-- Task requirements --
Read the entries below and pull out each line with the string "госуслуги".

[Lines of data]

+++++

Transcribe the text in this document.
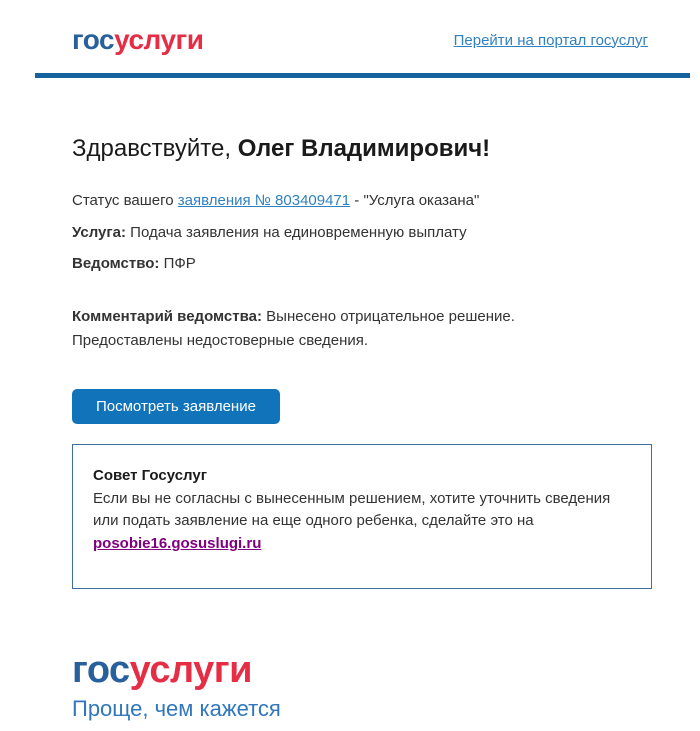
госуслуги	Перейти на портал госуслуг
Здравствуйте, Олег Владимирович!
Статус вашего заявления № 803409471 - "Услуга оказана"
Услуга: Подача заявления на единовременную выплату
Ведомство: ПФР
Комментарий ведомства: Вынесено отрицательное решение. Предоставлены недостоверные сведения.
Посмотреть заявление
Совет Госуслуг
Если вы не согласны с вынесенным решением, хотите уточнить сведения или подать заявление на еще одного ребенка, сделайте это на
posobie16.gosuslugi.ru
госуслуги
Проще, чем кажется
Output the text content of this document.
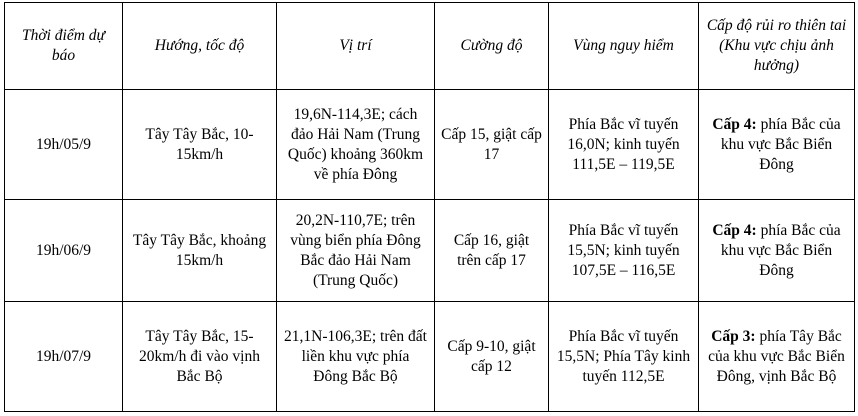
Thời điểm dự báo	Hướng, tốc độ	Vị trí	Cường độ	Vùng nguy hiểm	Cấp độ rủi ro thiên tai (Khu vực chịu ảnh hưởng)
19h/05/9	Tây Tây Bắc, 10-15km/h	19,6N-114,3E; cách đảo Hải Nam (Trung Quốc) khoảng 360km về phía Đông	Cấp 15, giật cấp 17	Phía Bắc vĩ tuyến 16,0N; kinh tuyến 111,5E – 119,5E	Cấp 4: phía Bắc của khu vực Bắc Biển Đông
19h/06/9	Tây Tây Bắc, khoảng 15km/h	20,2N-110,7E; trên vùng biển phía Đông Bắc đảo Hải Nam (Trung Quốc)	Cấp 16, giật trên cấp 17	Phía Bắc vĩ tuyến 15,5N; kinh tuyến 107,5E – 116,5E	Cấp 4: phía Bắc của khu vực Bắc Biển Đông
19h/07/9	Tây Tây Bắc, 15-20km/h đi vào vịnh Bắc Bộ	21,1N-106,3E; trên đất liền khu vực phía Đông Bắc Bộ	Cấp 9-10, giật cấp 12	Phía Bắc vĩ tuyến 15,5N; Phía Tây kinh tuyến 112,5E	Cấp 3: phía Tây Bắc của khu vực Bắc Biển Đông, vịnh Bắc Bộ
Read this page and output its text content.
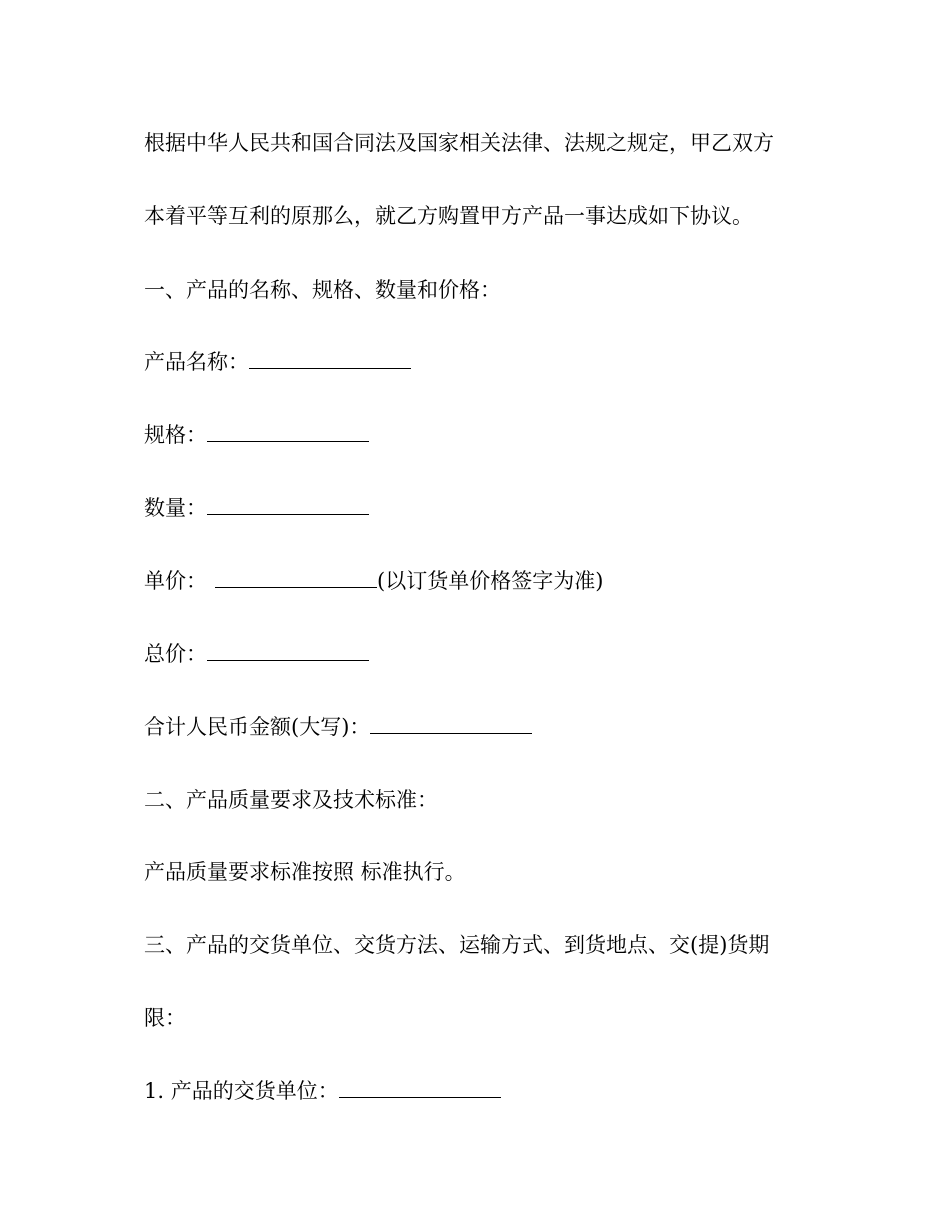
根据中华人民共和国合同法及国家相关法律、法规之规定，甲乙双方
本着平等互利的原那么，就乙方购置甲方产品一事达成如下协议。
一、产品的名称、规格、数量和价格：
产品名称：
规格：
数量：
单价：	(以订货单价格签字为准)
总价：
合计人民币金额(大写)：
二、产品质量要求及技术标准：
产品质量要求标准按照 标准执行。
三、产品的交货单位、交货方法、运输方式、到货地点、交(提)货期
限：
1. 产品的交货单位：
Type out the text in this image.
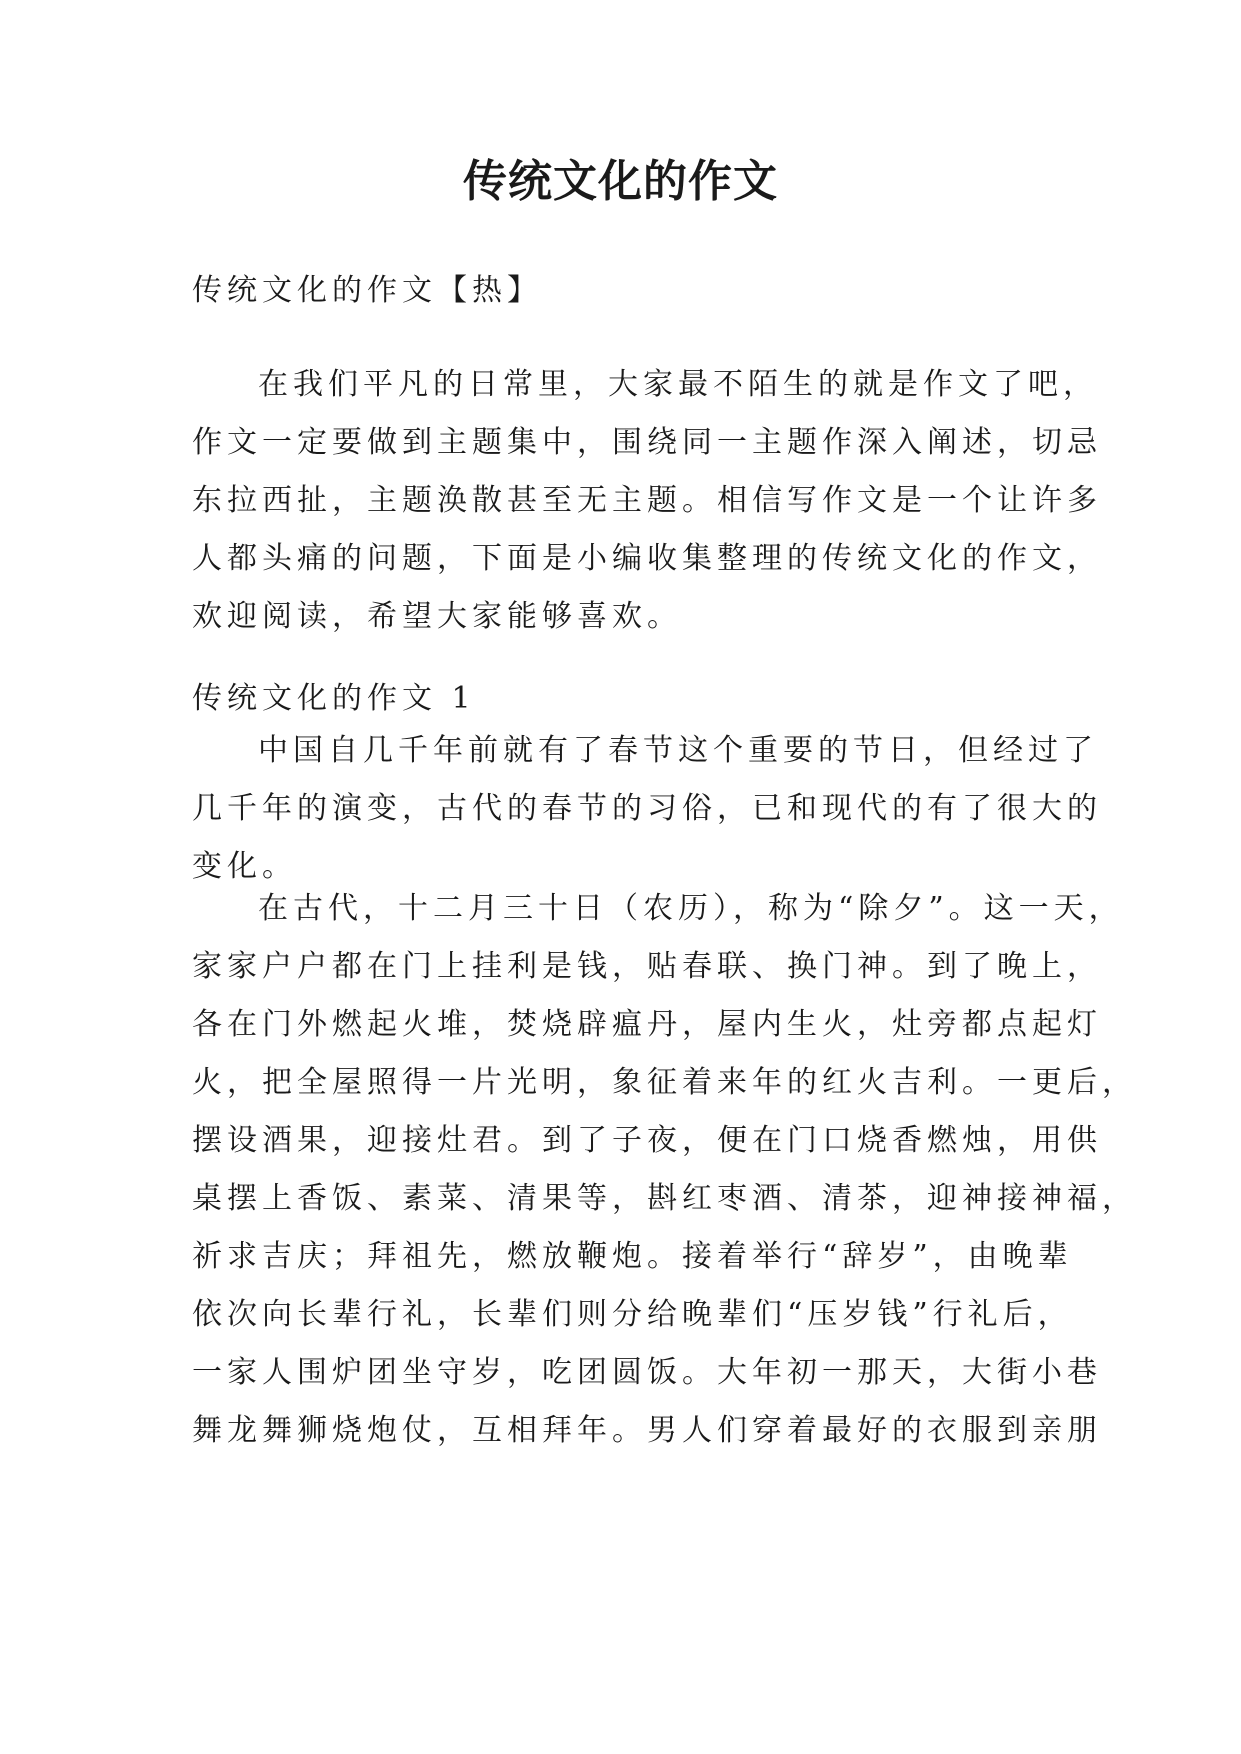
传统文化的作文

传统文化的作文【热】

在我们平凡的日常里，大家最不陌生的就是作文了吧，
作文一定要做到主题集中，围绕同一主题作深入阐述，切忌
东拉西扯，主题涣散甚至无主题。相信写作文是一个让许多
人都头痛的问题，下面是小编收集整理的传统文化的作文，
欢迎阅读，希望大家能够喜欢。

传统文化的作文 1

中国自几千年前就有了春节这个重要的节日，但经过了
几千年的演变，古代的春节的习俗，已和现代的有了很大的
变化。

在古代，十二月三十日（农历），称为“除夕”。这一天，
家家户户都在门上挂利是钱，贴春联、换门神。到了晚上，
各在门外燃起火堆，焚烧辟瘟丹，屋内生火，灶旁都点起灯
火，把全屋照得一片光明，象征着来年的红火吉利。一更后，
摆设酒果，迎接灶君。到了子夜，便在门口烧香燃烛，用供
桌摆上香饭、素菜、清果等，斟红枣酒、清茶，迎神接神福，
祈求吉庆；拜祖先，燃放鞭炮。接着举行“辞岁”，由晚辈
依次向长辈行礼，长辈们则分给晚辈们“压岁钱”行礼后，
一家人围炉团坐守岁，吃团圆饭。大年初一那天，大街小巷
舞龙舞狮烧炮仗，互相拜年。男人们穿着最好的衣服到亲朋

+++++

-- Worked solution --
госуслуги	Перейти на портал госуслуг
госуслуги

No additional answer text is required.